STATED TASK:
Pull out every line containing the string "深圳证券交易所股票上市规则".

Extracted data entries
===============

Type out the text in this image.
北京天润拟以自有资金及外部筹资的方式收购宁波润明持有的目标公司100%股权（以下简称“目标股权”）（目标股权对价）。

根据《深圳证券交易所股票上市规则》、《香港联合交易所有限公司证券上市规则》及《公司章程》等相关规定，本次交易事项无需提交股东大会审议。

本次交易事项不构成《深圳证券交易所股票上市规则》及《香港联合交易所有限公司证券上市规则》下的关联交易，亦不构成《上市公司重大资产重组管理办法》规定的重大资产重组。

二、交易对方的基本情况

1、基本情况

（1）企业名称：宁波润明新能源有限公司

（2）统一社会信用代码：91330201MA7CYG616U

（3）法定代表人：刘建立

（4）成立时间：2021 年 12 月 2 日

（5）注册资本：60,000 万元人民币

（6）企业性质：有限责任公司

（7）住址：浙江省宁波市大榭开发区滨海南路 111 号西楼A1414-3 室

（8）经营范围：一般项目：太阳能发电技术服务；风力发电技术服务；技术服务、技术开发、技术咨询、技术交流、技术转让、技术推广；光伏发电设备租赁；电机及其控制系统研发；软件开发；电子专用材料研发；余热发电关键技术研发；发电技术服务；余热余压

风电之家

===============

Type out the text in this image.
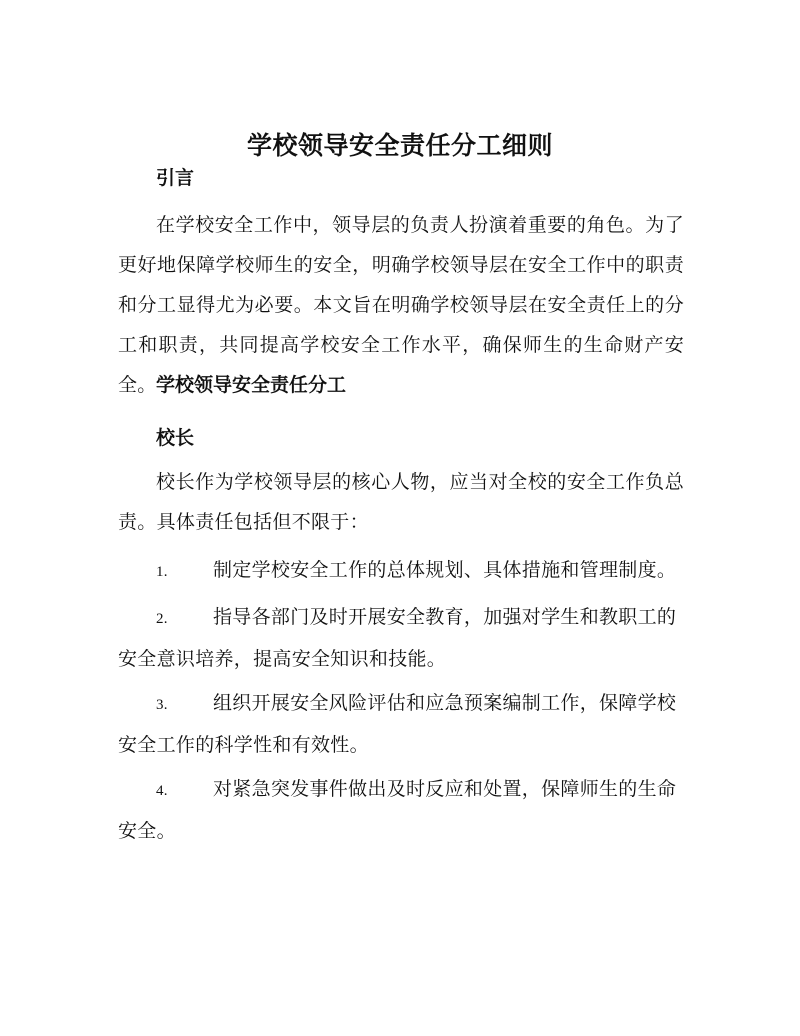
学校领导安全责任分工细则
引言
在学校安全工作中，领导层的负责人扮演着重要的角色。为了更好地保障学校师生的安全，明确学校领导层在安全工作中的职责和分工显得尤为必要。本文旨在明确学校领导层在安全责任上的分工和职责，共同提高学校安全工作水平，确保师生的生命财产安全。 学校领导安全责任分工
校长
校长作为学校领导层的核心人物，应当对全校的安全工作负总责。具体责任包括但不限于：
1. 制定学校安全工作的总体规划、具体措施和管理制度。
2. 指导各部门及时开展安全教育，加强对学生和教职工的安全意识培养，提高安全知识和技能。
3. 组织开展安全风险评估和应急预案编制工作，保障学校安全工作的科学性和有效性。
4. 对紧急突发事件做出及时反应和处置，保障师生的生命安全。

===============

RESULT OF THE TASK:
根据《深圳证券交易所股票上市规则》、《香港联合交易所有限公司证券上市规则》及《公司章程》等相关规定，本次交易事项无需提交股东大会审议。
本次交易事项不构成《深圳证券交易所股票上市规则》及《香港联合交易所有限公司证券上市规则》下的关联交易，亦不构成《上市公司重大资产重组管理办法》规定的重大资产重组。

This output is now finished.